[start]

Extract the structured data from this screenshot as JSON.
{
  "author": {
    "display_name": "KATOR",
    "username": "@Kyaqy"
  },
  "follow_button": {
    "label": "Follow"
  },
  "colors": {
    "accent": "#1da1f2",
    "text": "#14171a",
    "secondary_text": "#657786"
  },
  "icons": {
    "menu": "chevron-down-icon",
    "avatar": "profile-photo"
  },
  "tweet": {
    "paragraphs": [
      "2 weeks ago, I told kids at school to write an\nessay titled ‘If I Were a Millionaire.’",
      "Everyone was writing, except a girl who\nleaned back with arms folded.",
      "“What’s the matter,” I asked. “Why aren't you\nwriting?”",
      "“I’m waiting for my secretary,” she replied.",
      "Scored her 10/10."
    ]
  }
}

[end]

Task to carry out:
Return each entry from the material above exactly as it appears.

The completed task:
Extract the structured data from this screenshot as JSON.
{
  "author": {
    "display_name": "KATOR",
    "username": "@Kyaqy"
  },
  "follow_button": {
    "label": "Follow"
  },
  "colors": {
    "accent": "#1da1f2",
    "text": "#14171a",
    "secondary_text": "#657786"
  },
  "icons": {
    "menu": "chevron-down-icon",
    "avatar": "profile-photo"
  },
  "tweet": {
    "paragraphs": [
      "2 weeks ago, I told kids at school to write an\nessay titled ‘If I Were a Millionaire.’",
      "Everyone was writing, except a girl who\nleaned back with arms folded.",
      "“What’s the matter,” I asked. “Why aren't you\nwriting?”",
      "“I’m waiting for my secretary,” she replied.",
      "Scored her 10/10."
    ]
  }
}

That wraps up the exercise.